» Data in this exercise

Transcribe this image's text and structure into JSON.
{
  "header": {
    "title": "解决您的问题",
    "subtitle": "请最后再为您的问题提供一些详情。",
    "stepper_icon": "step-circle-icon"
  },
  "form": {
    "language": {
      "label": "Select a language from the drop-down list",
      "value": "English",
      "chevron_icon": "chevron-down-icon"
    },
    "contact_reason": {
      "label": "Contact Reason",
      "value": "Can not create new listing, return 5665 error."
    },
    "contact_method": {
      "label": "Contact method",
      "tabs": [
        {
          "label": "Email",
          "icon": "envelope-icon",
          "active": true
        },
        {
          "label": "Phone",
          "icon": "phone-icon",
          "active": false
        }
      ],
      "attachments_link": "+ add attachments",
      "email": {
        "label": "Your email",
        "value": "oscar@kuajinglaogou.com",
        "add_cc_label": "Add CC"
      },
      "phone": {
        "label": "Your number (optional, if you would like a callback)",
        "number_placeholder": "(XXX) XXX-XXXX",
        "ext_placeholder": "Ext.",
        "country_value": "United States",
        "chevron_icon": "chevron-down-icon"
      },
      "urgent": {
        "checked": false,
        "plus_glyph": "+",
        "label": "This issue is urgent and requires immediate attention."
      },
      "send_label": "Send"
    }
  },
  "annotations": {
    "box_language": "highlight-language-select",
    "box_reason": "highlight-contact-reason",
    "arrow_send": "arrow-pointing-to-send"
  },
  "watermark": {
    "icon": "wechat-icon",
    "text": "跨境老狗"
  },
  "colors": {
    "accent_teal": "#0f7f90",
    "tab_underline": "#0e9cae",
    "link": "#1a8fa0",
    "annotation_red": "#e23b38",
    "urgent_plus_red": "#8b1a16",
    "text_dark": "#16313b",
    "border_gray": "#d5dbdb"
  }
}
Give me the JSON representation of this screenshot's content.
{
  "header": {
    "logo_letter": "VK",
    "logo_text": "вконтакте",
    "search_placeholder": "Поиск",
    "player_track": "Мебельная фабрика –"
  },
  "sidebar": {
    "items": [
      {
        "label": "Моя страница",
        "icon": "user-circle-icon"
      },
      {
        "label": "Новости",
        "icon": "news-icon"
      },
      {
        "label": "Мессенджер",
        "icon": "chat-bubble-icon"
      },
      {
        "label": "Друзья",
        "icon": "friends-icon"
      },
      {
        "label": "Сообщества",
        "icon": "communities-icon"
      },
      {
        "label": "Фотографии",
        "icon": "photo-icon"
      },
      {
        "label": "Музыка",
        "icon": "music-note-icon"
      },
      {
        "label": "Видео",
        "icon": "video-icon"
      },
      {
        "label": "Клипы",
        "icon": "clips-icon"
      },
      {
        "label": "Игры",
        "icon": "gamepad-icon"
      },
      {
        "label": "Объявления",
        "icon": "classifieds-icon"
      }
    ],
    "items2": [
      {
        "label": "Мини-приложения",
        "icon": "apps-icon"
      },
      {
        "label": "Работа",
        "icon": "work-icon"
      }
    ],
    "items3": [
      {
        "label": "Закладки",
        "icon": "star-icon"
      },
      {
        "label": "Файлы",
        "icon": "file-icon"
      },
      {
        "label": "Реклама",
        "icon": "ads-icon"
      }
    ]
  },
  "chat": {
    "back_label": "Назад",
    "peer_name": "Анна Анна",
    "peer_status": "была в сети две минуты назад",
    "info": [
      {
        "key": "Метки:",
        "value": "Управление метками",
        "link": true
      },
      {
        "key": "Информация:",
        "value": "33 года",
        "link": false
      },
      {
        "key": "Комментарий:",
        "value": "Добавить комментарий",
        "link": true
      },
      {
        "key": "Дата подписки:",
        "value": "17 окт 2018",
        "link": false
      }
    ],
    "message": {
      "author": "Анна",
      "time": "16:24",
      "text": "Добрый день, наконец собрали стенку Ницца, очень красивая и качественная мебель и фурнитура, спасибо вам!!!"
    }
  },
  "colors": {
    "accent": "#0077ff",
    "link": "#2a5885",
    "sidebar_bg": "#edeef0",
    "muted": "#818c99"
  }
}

» Exercise prompt
Across the data above, how many lines include the word "language"? Give only the count.

» Solution for this task
3